Start of Materials provided
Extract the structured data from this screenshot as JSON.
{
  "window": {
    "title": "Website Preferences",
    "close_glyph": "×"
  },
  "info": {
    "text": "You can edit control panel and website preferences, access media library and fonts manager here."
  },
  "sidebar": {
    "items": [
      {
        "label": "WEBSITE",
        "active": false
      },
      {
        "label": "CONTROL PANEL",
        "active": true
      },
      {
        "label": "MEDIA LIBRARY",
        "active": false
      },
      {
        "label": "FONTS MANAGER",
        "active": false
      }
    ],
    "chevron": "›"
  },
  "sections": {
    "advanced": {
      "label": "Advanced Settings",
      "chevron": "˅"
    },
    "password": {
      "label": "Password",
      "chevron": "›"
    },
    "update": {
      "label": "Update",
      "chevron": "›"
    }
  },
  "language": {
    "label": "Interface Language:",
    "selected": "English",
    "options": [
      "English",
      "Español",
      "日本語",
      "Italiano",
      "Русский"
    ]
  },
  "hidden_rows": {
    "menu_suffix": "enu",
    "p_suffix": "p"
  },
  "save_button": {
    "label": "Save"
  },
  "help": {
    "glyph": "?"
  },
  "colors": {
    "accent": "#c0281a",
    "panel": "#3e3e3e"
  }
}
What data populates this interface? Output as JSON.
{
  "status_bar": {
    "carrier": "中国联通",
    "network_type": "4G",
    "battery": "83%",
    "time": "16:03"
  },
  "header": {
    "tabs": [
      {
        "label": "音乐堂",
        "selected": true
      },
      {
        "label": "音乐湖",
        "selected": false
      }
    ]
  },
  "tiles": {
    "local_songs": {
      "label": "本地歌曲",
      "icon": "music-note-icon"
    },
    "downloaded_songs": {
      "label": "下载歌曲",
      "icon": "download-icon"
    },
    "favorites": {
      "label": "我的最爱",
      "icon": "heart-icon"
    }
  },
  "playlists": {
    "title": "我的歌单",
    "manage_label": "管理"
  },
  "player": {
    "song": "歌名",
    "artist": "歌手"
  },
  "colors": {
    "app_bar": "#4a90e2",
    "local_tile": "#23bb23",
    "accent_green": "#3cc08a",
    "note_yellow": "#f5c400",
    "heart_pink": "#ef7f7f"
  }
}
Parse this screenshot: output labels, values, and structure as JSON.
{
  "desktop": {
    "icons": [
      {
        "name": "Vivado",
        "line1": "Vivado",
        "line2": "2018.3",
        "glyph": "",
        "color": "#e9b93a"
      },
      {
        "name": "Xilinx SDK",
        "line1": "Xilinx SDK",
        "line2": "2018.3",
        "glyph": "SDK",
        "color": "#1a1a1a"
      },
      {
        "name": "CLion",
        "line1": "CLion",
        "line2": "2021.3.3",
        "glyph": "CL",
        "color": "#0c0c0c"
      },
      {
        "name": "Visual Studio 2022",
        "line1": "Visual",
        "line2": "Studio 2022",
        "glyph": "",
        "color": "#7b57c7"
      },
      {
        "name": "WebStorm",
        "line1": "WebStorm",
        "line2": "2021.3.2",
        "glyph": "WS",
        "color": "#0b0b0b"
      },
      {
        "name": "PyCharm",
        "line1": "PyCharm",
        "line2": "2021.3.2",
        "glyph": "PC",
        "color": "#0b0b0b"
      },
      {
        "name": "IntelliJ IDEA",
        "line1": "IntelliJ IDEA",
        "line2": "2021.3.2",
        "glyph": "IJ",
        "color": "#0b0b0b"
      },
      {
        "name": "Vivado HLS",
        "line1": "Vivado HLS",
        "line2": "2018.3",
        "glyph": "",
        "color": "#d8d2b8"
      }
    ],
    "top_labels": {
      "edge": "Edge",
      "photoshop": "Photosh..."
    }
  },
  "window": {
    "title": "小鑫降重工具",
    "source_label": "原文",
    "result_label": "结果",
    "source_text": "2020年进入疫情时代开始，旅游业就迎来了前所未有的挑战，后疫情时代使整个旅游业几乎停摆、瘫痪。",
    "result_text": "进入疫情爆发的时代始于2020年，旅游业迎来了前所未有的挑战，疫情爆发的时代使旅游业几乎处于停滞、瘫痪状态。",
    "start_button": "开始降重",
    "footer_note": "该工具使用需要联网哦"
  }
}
End of Materials provided
▶ _Description of the task_
Your task is to retype all the records above with nothing left out.

▶ _Solution_
Extract the structured data from this screenshot as JSON.
{
  "window": {
    "title": "Website Preferences",
    "close_glyph": "×"
  },
  "info": {
    "text": "You can edit control panel and website preferences, access media library and fonts manager here."
  },
  "sidebar": {
    "items": [
      {
        "label": "WEBSITE",
        "active": false
      },
      {
        "label": "CONTROL PANEL",
        "active": true
      },
      {
        "label": "MEDIA LIBRARY",
        "active": false
      },
      {
        "label": "FONTS MANAGER",
        "active": false
      }
    ],
    "chevron": "›"
  },
  "sections": {
    "advanced": {
      "label": "Advanced Settings",
      "chevron": "˅"
    },
    "password": {
      "label": "Password",
      "chevron": "›"
    },
    "update": {
      "label": "Update",
      "chevron": "›"
    }
  },
  "language": {
    "label": "Interface Language:",
    "selected": "English",
    "options": [
      "English",
      "Español",
      "日本語",
      "Italiano",
      "Русский"
    ]
  },
  "hidden_rows": {
    "menu_suffix": "enu",
    "p_suffix": "p"
  },
  "save_button": {
    "label": "Save"
  },
  "help": {
    "glyph": "?"
  },
  "colors": {
    "accent": "#c0281a",
    "panel": "#3e3e3e"
  }
}
What data populates this interface? Output as JSON.
{
  "status_bar": {
    "carrier": "中国联通",
    "network_type": "4G",
    "battery": "83%",
    "time": "16:03"
  },
  "header": {
    "tabs": [
      {
        "label": "音乐堂",
        "selected": true
      },
      {
        "label": "音乐湖",
        "selected": false
      }
    ]
  },
  "tiles": {
    "local_songs": {
      "label": "本地歌曲",
      "icon": "music-note-icon"
    },
    "downloaded_songs": {
      "label": "下载歌曲",
      "icon": "download-icon"
    },
    "favorites": {
      "label": "我的最爱",
      "icon": "heart-icon"
    }
  },
  "playlists": {
    "title": "我的歌单",
    "manage_label": "管理"
  },
  "player": {
    "song": "歌名",
    "artist": "歌手"
  },
  "colors": {
    "app_bar": "#4a90e2",
    "local_tile": "#23bb23",
    "accent_green": "#3cc08a",
    "note_yellow": "#f5c400",
    "heart_pink": "#ef7f7f"
  }
}
Parse this screenshot: output labels, values, and structure as JSON.
{
  "desktop": {
    "icons": [
      {
        "name": "Vivado",
        "line1": "Vivado",
        "line2": "2018.3",
        "glyph": "",
        "color": "#e9b93a"
      },
      {
        "name": "Xilinx SDK",
        "line1": "Xilinx SDK",
        "line2": "2018.3",
        "glyph": "SDK",
        "color": "#1a1a1a"
      },
      {
        "name": "CLion",
        "line1": "CLion",
        "line2": "2021.3.3",
        "glyph": "CL",
        "color": "#0c0c0c"
      },
      {
        "name": "Visual Studio 2022",
        "line1": "Visual",
        "line2": "Studio 2022",
        "glyph": "",
        "color": "#7b57c7"
      },
      {
        "name": "WebStorm",
        "line1": "WebStorm",
        "line2": "2021.3.2",
        "glyph": "WS",
        "color": "#0b0b0b"
      },
      {
        "name": "PyCharm",
        "line1": "PyCharm",
        "line2": "2021.3.2",
        "glyph": "PC",
        "color": "#0b0b0b"
      },
      {
        "name": "IntelliJ IDEA",
        "line1": "IntelliJ IDEA",
        "line2": "2021.3.2",
        "glyph": "IJ",
        "color": "#0b0b0b"
      },
      {
        "name": "Vivado HLS",
        "line1": "Vivado HLS",
        "line2": "2018.3",
        "glyph": "",
        "color": "#d8d2b8"
      }
    ],
    "top_labels": {
      "edge": "Edge",
      "photoshop": "Photosh..."
    }
  },
  "window": {
    "title": "小鑫降重工具",
    "source_label": "原文",
    "result_label": "结果",
    "source_text": "2020年进入疫情时代开始，旅游业就迎来了前所未有的挑战，后疫情时代使整个旅游业几乎停摆、瘫痪。",
    "result_text": "进入疫情爆发的时代始于2020年，旅游业迎来了前所未有的挑战，疫情爆发的时代使旅游业几乎处于停滞、瘫痪状态。",
    "start_button": "开始降重",
    "footer_note": "该工具使用需要联网哦"
  }
}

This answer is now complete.